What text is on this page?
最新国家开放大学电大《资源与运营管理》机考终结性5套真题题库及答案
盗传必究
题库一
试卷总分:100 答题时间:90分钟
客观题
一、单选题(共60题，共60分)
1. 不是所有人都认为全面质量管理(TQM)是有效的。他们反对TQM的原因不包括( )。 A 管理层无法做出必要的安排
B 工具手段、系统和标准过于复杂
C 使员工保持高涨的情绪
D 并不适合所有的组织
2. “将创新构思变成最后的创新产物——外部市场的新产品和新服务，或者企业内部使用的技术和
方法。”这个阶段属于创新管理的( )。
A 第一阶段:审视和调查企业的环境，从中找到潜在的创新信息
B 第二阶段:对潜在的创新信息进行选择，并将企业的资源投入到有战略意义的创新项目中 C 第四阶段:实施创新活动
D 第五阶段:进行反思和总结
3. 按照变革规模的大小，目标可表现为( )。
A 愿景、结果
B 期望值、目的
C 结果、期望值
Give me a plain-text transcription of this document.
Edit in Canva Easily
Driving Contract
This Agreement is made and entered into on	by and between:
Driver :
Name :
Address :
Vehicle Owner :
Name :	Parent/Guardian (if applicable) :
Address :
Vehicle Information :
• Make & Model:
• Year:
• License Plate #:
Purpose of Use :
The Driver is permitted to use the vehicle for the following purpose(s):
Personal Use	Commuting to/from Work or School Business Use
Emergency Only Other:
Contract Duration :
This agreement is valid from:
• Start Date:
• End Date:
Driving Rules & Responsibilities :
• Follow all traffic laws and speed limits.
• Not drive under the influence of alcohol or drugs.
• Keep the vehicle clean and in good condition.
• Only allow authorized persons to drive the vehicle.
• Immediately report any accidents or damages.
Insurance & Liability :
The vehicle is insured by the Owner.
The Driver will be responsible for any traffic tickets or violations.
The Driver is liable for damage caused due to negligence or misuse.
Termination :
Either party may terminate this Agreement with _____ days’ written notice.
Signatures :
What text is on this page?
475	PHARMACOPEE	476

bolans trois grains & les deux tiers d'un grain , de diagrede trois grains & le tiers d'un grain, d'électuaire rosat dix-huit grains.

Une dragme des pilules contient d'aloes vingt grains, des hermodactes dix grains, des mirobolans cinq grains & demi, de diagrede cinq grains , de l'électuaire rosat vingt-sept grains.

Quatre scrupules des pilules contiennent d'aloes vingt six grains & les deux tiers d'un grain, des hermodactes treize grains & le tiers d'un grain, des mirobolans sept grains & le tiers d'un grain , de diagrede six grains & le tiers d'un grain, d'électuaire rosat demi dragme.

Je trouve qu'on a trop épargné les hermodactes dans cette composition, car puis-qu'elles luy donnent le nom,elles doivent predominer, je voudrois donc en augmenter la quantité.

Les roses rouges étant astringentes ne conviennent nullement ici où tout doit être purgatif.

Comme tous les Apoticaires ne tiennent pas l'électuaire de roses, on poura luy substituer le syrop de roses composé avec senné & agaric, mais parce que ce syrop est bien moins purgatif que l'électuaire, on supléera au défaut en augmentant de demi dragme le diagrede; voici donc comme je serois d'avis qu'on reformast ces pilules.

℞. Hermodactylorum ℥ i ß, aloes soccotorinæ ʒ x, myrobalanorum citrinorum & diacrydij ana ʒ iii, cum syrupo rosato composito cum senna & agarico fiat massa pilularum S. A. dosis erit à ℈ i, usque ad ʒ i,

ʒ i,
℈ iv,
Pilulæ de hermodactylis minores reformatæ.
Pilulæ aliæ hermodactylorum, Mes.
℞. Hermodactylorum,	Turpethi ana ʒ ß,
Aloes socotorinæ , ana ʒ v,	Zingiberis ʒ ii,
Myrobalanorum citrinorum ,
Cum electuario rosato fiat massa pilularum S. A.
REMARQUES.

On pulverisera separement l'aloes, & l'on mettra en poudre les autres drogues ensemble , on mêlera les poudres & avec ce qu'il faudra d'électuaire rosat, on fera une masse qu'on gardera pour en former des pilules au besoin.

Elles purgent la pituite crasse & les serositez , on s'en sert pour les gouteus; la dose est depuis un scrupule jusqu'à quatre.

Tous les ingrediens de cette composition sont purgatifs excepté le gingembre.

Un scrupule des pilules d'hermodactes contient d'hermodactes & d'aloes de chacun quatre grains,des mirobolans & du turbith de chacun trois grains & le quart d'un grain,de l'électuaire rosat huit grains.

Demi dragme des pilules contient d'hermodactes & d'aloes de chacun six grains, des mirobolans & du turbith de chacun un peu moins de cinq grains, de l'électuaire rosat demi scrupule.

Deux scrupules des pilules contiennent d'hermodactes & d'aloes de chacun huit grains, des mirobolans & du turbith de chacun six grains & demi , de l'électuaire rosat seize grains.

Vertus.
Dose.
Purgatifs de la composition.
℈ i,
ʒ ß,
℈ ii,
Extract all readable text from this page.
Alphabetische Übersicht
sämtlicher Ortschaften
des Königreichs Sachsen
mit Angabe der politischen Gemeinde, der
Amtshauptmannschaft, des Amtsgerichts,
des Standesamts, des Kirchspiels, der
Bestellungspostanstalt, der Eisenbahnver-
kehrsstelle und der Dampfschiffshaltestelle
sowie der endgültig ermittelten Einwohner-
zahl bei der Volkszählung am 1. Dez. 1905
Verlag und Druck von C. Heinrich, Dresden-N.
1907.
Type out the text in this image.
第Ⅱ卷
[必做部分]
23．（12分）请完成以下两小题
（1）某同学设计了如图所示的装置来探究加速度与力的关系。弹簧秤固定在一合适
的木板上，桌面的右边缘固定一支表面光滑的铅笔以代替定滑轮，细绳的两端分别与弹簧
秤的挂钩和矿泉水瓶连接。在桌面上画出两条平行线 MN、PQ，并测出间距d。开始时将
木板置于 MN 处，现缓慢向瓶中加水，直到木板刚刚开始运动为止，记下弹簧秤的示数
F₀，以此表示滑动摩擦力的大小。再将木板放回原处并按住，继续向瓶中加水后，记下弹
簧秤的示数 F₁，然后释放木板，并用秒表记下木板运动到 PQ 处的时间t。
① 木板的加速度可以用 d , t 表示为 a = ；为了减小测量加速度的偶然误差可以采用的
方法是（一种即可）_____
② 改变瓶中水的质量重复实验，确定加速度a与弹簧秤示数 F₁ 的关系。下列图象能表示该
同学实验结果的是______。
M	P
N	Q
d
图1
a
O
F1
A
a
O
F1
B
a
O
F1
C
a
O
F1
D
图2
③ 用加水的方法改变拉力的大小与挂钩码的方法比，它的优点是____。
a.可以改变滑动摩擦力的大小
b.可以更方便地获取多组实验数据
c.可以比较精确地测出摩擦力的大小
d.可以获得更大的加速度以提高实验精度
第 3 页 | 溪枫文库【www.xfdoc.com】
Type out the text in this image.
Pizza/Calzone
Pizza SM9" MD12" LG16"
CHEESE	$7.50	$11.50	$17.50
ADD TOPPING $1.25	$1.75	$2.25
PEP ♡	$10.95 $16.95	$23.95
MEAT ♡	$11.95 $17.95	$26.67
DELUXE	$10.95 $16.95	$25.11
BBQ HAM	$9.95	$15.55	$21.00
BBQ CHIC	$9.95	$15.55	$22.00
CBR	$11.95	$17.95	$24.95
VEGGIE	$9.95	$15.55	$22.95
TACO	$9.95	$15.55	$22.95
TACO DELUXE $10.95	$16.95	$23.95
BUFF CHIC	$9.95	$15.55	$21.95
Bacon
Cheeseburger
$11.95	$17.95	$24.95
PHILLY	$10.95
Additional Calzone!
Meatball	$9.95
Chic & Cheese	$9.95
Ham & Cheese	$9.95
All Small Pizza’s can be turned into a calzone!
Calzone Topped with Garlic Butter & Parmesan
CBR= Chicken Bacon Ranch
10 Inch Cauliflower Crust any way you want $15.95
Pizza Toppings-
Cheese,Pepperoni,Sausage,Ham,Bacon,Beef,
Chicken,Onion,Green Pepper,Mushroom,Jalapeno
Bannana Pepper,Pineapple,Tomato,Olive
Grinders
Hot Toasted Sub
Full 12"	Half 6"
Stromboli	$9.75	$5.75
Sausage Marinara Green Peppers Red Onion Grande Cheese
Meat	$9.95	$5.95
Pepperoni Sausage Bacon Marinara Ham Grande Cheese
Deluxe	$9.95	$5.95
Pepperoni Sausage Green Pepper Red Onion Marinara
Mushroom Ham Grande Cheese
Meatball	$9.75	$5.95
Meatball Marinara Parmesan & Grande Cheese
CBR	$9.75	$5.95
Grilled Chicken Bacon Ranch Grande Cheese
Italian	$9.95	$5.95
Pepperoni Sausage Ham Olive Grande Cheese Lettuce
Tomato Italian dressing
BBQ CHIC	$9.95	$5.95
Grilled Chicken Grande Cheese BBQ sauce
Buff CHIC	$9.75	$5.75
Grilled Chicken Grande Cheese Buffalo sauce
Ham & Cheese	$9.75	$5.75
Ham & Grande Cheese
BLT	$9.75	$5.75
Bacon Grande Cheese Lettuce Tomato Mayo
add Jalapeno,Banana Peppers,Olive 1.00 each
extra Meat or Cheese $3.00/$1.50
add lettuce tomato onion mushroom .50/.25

__GIVEN PROBLEM__
Count the lines that include the word "Chicken" and state the result as a bare number.

__FINISHED EXERCISE__
5